### Exercise instructions
Count every line in the entries that contains "Generate". Report that count alone.

Collection entries:
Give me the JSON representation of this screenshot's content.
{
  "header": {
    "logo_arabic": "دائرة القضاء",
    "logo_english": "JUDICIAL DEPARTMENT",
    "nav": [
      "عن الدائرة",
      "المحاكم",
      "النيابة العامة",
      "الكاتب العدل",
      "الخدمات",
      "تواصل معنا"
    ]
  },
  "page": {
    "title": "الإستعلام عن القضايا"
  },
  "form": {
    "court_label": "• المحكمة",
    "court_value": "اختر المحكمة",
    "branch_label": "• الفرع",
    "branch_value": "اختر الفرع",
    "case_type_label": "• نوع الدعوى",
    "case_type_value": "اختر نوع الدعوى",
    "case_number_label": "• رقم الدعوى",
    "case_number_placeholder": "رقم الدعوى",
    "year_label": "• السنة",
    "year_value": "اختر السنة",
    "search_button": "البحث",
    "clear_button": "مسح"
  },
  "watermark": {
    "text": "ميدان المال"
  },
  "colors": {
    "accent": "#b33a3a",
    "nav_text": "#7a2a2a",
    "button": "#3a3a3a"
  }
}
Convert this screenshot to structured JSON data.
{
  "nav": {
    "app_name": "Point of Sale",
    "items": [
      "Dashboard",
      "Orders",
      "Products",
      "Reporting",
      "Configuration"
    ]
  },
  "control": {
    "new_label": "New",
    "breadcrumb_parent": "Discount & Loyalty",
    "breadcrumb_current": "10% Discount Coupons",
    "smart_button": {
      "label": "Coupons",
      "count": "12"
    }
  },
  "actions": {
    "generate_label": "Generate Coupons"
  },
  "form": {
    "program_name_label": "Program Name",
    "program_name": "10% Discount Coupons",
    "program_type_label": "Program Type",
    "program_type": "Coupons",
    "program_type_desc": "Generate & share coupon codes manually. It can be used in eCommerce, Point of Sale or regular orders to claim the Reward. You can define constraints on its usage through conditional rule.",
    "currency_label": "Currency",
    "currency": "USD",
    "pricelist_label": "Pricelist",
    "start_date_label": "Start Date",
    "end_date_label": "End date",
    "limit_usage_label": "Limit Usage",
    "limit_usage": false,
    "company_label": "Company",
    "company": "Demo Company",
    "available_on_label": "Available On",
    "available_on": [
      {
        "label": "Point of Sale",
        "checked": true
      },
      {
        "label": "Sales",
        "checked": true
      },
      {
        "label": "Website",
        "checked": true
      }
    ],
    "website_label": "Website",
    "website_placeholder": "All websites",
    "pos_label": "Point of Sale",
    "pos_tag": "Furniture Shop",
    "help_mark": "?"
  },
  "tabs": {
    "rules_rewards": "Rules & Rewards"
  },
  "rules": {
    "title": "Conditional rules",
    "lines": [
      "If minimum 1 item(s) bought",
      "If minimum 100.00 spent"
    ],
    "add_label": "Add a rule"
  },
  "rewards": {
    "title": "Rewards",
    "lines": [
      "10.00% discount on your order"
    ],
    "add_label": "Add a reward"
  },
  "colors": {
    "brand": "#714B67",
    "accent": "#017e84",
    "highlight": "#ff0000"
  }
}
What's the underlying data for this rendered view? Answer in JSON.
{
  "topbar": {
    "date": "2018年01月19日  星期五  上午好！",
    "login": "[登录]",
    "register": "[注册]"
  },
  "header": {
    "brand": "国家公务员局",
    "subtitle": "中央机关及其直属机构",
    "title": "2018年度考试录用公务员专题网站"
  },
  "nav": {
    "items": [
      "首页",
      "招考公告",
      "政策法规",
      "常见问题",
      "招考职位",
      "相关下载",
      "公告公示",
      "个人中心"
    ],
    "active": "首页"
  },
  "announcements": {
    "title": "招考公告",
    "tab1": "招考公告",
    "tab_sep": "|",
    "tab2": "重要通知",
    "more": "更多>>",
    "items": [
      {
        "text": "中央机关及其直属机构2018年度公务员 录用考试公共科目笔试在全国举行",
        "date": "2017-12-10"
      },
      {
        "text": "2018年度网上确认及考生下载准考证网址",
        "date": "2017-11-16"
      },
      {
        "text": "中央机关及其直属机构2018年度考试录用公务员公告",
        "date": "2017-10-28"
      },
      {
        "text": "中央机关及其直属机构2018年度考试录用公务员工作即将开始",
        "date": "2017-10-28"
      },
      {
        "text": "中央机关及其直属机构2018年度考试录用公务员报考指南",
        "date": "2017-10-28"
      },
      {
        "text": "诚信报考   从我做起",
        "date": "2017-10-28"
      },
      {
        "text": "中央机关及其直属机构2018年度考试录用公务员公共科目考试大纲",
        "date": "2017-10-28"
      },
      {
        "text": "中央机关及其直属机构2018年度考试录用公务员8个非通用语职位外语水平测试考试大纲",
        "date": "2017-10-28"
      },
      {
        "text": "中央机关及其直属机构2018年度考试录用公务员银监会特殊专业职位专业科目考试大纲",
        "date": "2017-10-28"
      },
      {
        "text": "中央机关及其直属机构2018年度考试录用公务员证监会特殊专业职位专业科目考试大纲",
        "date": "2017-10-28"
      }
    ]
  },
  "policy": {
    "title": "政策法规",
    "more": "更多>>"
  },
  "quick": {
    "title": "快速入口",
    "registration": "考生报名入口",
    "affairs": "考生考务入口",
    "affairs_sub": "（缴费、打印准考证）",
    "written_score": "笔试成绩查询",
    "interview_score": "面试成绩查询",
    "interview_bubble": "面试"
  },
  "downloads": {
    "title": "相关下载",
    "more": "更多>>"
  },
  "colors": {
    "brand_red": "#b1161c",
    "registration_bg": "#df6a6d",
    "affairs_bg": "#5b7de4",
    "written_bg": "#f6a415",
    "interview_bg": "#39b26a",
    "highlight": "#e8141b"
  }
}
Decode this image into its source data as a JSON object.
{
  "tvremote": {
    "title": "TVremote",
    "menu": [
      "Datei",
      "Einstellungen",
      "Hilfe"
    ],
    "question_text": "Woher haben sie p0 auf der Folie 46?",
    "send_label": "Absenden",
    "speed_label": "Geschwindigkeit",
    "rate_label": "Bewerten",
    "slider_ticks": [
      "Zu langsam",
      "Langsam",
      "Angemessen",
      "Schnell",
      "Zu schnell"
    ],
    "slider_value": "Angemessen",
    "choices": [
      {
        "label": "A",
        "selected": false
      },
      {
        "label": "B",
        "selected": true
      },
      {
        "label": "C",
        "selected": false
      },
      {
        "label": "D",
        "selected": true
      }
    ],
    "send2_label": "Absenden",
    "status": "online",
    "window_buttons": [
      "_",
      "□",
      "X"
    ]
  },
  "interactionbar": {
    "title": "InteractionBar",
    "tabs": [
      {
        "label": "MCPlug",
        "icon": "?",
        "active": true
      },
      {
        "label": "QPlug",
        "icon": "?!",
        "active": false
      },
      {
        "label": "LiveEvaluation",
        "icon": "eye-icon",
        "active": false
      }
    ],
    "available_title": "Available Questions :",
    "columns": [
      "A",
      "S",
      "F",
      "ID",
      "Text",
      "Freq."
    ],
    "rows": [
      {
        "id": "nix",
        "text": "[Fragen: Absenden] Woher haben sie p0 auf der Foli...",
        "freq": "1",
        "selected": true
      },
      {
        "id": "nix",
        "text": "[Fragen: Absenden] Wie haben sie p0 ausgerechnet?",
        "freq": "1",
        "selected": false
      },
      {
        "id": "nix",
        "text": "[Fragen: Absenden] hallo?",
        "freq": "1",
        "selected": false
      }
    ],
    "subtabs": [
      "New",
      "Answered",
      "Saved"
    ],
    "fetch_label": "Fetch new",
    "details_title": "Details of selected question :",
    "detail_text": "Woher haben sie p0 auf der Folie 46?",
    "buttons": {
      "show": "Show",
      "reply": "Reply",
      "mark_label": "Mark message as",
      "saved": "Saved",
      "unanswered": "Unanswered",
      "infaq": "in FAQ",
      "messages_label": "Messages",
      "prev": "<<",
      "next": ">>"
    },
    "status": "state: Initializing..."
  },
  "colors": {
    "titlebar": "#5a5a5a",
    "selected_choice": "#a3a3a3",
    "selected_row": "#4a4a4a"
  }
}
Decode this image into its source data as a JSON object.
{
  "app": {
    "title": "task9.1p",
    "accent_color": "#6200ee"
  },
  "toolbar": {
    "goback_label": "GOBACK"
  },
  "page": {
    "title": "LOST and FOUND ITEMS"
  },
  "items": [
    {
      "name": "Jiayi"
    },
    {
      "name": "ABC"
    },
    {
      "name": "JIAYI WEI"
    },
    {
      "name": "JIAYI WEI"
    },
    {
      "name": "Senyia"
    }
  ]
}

### Task solution
2